## start DATASET RECORDS

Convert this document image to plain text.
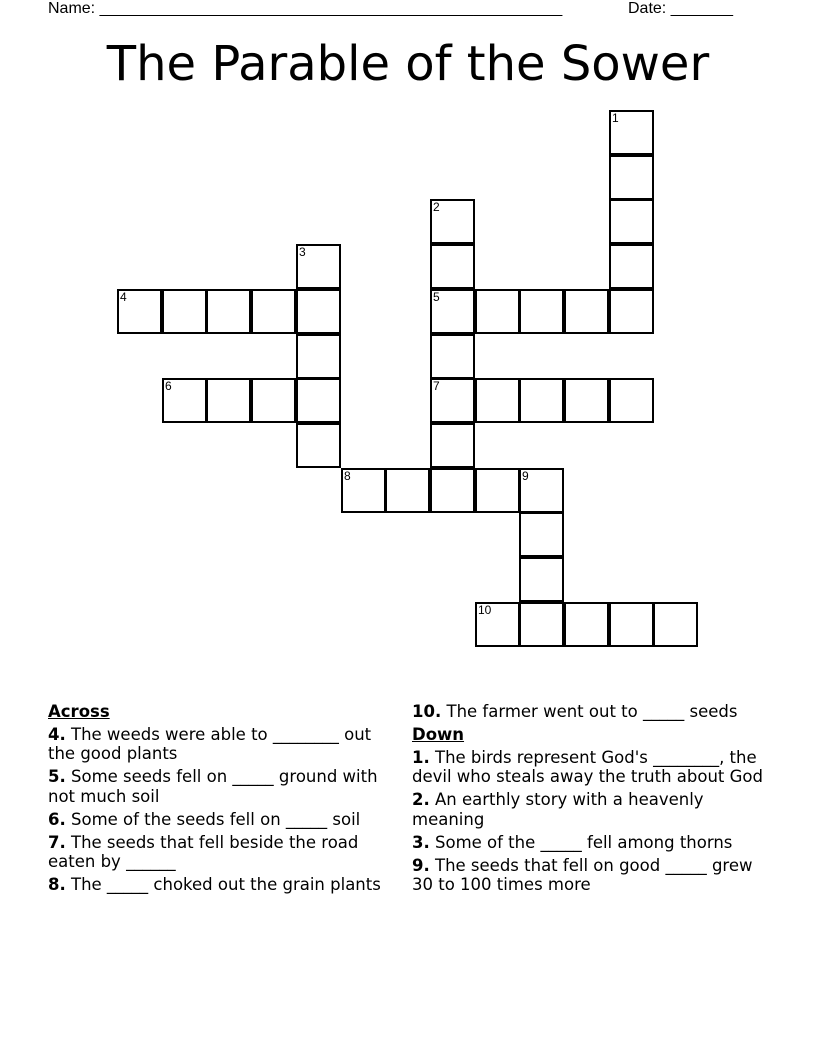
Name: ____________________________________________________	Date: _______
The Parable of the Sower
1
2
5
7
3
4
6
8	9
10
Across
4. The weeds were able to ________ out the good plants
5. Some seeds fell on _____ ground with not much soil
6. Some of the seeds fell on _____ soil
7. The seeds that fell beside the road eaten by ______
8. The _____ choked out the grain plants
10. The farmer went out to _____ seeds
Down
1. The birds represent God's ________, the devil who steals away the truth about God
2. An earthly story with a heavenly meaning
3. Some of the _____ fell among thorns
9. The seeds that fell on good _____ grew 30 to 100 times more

## end DATASET RECORDS
## start DATASET RECORDS

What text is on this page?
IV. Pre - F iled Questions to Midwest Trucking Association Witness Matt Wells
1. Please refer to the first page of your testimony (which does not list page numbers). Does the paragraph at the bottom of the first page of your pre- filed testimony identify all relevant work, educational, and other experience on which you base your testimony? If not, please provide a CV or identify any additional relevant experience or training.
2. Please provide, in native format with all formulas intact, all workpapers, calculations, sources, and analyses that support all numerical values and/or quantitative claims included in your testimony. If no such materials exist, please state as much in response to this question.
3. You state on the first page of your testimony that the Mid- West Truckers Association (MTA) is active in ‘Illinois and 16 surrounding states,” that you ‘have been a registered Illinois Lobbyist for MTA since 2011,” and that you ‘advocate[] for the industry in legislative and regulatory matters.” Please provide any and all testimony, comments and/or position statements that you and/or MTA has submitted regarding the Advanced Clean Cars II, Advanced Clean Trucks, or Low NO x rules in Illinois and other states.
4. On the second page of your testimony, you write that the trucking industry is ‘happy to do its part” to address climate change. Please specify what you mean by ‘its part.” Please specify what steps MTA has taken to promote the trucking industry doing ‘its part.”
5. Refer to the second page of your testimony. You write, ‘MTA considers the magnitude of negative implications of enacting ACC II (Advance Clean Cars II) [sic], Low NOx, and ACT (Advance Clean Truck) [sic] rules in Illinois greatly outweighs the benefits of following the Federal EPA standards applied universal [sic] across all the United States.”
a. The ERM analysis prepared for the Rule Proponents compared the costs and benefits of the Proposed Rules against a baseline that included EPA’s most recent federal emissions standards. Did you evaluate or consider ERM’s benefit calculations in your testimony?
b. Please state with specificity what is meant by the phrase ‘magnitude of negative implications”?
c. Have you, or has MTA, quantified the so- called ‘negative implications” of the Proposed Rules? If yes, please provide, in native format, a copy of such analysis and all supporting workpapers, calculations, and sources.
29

## end DATASET RECORDS

* _EXERCISE BRIEF_:
Answer with a single number: the count of lines holding the word "Proposed".

* _RESPONSE_:
2